__SHORT PROBLEM__
Restate the records that follow word for word; no pictures should appear.

__DATA RECORDS__
····················

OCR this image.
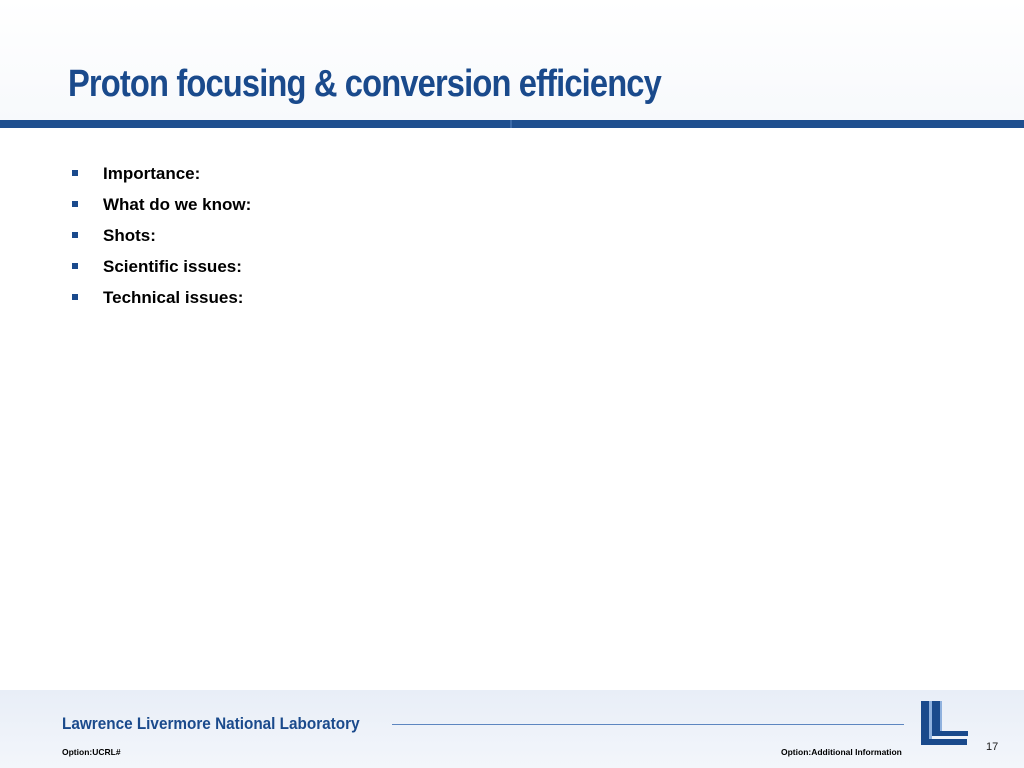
Proton focusing & conversion efficiency
Importance:
What do we know:
Shots:
Scientific issues:
Technical issues:
Lawrence Livermore National Laboratory
Option:UCRL#	Option:Additional Information	17
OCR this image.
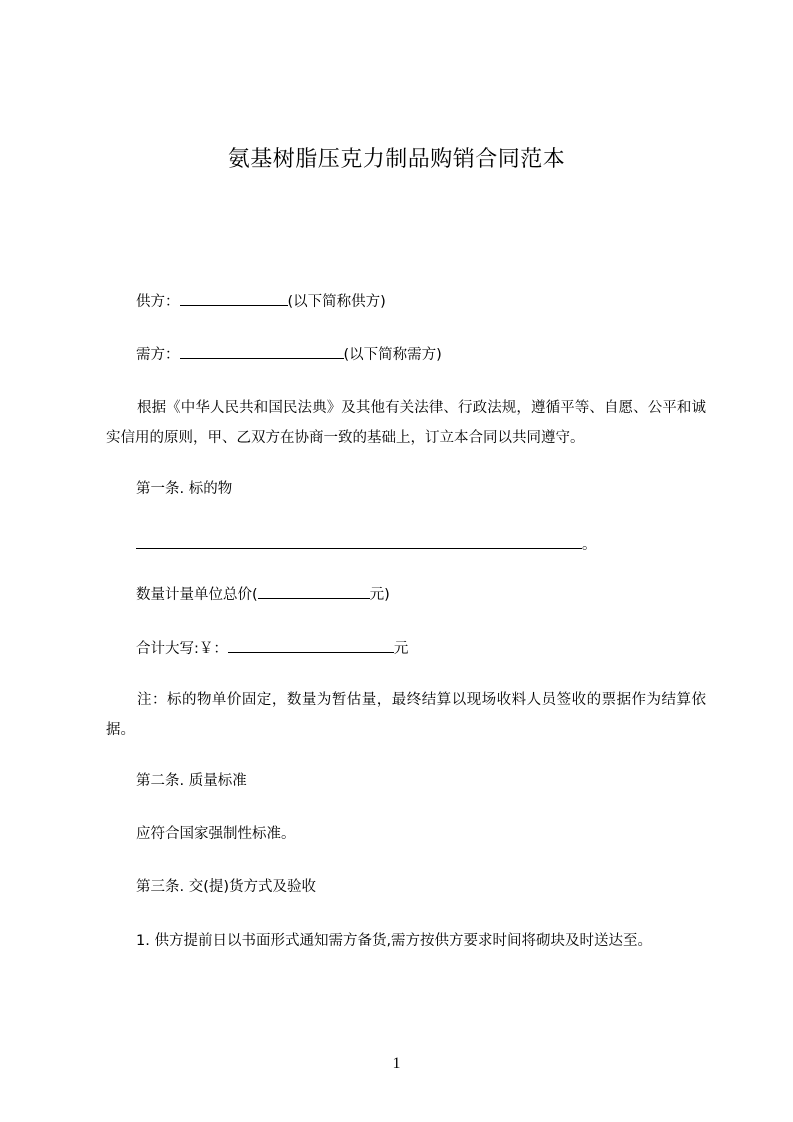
氨基树脂压克力制品购销合同范本
供方：	(以下简称供方)
需方：	(以下简称需方)
根据《中华人民共和国民法典》及其他有关法律、行政法规，遵循平等、自愿、公平和诚实信用的原则，甲、乙双方在协商一致的基础上，订立本合同以共同遵守。
第一条. 标的物
。
数量计量单位总价(	元)
合计大写:￥：	元
注：标的物单价固定，数量为暂估量，最终结算以现场收料人员签收的票据作为结算依据。
第二条. 质量标准
应符合国家强制性标准。
第三条. 交(提)货方式及验收
1. 供方提前日以书面形式通知需方备货,需方按供方要求时间将砌块及时送达至。
1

····················

__WRITTEN ANSWER__
OCR this image.
Proton focusing & conversion efficiency
Importance:
What do we know:
Shots:
Scientific issues:
Technical issues:
Lawrence Livermore National Laboratory
Option:UCRL#	Option:Additional Information	17
OCR this image.
氨基树脂压克力制品购销合同范本
供方：	(以下简称供方)
需方：	(以下简称需方)
根据《中华人民共和国民法典》及其他有关法律、行政法规，遵循平等、自愿、公平和诚实信用的原则，甲、乙双方在协商一致的基础上，订立本合同以共同遵守。
第一条. 标的物
。
数量计量单位总价(	元)
合计大写:￥：	元
注：标的物单价固定，数量为暂估量，最终结算以现场收料人员签收的票据作为结算依据。
第二条. 质量标准
应符合国家强制性标准。
第三条. 交(提)货方式及验收
1. 供方提前日以书面形式通知需方备货,需方按供方要求时间将砌块及时送达至。
1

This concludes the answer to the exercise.